Exercise details:
Retype the full set of records. Keep every character identical.

Supplied information:

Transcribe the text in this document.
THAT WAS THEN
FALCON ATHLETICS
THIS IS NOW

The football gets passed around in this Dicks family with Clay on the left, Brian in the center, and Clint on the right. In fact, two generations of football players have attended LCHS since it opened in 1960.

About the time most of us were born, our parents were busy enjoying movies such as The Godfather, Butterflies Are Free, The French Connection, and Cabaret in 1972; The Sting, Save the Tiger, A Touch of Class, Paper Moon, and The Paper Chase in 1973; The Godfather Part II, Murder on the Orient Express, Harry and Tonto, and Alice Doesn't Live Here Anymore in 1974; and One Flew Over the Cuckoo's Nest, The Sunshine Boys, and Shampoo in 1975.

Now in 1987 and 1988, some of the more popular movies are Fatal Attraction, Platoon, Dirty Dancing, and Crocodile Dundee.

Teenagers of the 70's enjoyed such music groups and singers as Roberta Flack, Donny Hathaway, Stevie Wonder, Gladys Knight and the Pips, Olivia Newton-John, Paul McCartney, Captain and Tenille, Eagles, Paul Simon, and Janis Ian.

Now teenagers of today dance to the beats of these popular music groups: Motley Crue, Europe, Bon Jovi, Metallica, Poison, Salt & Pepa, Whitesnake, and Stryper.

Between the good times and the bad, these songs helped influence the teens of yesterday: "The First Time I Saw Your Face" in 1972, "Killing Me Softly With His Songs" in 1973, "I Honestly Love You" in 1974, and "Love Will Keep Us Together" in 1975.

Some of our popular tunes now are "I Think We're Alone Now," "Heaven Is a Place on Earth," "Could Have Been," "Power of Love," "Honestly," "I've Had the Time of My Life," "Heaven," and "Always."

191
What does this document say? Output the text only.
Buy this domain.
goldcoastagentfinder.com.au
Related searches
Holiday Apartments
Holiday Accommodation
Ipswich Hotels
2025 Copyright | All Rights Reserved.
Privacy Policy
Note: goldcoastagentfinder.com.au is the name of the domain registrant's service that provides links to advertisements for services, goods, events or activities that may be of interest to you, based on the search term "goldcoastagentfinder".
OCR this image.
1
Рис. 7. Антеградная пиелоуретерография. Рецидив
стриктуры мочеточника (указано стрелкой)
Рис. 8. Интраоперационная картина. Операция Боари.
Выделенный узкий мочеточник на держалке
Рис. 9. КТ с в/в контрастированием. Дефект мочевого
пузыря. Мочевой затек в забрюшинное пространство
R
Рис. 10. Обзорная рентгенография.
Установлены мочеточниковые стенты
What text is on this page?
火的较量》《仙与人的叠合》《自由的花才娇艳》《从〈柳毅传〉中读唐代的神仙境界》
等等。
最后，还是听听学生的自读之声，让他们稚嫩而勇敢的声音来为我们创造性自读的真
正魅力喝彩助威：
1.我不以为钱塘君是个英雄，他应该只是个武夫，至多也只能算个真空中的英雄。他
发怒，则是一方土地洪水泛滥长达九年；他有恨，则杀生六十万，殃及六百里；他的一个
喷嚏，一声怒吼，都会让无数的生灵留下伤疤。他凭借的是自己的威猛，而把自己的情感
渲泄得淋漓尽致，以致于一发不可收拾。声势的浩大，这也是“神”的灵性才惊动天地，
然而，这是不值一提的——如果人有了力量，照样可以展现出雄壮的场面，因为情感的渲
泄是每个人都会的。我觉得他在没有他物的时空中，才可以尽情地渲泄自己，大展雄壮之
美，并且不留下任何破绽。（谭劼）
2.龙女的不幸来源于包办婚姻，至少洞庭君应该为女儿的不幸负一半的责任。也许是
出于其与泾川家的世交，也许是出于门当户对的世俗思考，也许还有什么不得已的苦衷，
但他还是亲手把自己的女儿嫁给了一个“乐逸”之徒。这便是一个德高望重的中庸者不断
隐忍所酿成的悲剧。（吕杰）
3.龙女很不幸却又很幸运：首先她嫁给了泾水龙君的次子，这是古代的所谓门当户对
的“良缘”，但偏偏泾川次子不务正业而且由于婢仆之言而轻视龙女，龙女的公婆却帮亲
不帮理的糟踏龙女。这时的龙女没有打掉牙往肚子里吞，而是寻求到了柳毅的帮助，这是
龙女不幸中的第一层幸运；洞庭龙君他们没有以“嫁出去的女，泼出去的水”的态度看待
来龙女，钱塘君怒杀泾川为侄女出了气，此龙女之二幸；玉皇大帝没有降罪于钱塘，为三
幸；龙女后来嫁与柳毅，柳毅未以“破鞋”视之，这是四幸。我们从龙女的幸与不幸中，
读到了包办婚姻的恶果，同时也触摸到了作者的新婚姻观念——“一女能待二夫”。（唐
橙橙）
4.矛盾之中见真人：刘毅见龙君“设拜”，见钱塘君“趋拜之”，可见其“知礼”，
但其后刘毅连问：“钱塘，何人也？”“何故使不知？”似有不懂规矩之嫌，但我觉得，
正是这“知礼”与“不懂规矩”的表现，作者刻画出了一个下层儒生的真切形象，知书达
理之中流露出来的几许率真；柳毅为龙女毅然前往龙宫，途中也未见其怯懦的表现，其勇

Task result:
Transcribe the text in this document.
THAT WAS THEN
FALCON ATHLETICS
THIS IS NOW

The football gets passed around in this Dicks family with Clay on the left, Brian in the center, and Clint on the right. In fact, two generations of football players have attended LCHS since it opened in 1960.

About the time most of us were born, our parents were busy enjoying movies such as The Godfather, Butterflies Are Free, The French Connection, and Cabaret in 1972; The Sting, Save the Tiger, A Touch of Class, Paper Moon, and The Paper Chase in 1973; The Godfather Part II, Murder on the Orient Express, Harry and Tonto, and Alice Doesn't Live Here Anymore in 1974; and One Flew Over the Cuckoo's Nest, The Sunshine Boys, and Shampoo in 1975.

Now in 1987 and 1988, some of the more popular movies are Fatal Attraction, Platoon, Dirty Dancing, and Crocodile Dundee.

Teenagers of the 70's enjoyed such music groups and singers as Roberta Flack, Donny Hathaway, Stevie Wonder, Gladys Knight and the Pips, Olivia Newton-John, Paul McCartney, Captain and Tenille, Eagles, Paul Simon, and Janis Ian.

Now teenagers of today dance to the beats of these popular music groups: Motley Crue, Europe, Bon Jovi, Metallica, Poison, Salt & Pepa, Whitesnake, and Stryper.

Between the good times and the bad, these songs helped influence the teens of yesterday: "The First Time I Saw Your Face" in 1972, "Killing Me Softly With His Songs" in 1973, "I Honestly Love You" in 1974, and "Love Will Keep Us Together" in 1975.

Some of our popular tunes now are "I Think We're Alone Now," "Heaven Is a Place on Earth," "Could Have Been," "Power of Love," "Honestly," "I've Had the Time of My Life," "Heaven," and "Always."

191
What does this document say? Output the text only.
Buy this domain.
goldcoastagentfinder.com.au
Related searches
Holiday Apartments
Holiday Accommodation
Ipswich Hotels
2025 Copyright | All Rights Reserved.
Privacy Policy
Note: goldcoastagentfinder.com.au is the name of the domain registrant's service that provides links to advertisements for services, goods, events or activities that may be of interest to you, based on the search term "goldcoastagentfinder".
OCR this image.
1
Рис. 7. Антеградная пиелоуретерография. Рецидив
стриктуры мочеточника (указано стрелкой)
Рис. 8. Интраоперационная картина. Операция Боари.
Выделенный узкий мочеточник на держалке
Рис. 9. КТ с в/в контрастированием. Дефект мочевого
пузыря. Мочевой затек в забрюшинное пространство
R
Рис. 10. Обзорная рентгенография.
Установлены мочеточниковые стенты
What text is on this page?
火的较量》《仙与人的叠合》《自由的花才娇艳》《从〈柳毅传〉中读唐代的神仙境界》
等等。
最后，还是听听学生的自读之声，让他们稚嫩而勇敢的声音来为我们创造性自读的真
正魅力喝彩助威：
1.我不以为钱塘君是个英雄，他应该只是个武夫，至多也只能算个真空中的英雄。他
发怒，则是一方土地洪水泛滥长达九年；他有恨，则杀生六十万，殃及六百里；他的一个
喷嚏，一声怒吼，都会让无数的生灵留下伤疤。他凭借的是自己的威猛，而把自己的情感
渲泄得淋漓尽致，以致于一发不可收拾。声势的浩大，这也是“神”的灵性才惊动天地，
然而，这是不值一提的——如果人有了力量，照样可以展现出雄壮的场面，因为情感的渲
泄是每个人都会的。我觉得他在没有他物的时空中，才可以尽情地渲泄自己，大展雄壮之
美，并且不留下任何破绽。（谭劼）
2.龙女的不幸来源于包办婚姻，至少洞庭君应该为女儿的不幸负一半的责任。也许是
出于其与泾川家的世交，也许是出于门当户对的世俗思考，也许还有什么不得已的苦衷，
但他还是亲手把自己的女儿嫁给了一个“乐逸”之徒。这便是一个德高望重的中庸者不断
隐忍所酿成的悲剧。（吕杰）
3.龙女很不幸却又很幸运：首先她嫁给了泾水龙君的次子，这是古代的所谓门当户对
的“良缘”，但偏偏泾川次子不务正业而且由于婢仆之言而轻视龙女，龙女的公婆却帮亲
不帮理的糟踏龙女。这时的龙女没有打掉牙往肚子里吞，而是寻求到了柳毅的帮助，这是
龙女不幸中的第一层幸运；洞庭龙君他们没有以“嫁出去的女，泼出去的水”的态度看待
来龙女，钱塘君怒杀泾川为侄女出了气，此龙女之二幸；玉皇大帝没有降罪于钱塘，为三
幸；龙女后来嫁与柳毅，柳毅未以“破鞋”视之，这是四幸。我们从龙女的幸与不幸中，
读到了包办婚姻的恶果，同时也触摸到了作者的新婚姻观念——“一女能待二夫”。（唐
橙橙）
4.矛盾之中见真人：刘毅见龙君“设拜”，见钱塘君“趋拜之”，可见其“知礼”，
但其后刘毅连问：“钱塘，何人也？”“何故使不知？”似有不懂规矩之嫌，但我觉得，
正是这“知礼”与“不懂规矩”的表现，作者刻画出了一个下层儒生的真切形象，知书达
理之中流露出来的几许率真；柳毅为龙女毅然前往龙宫，途中也未见其怯懦的表现，其勇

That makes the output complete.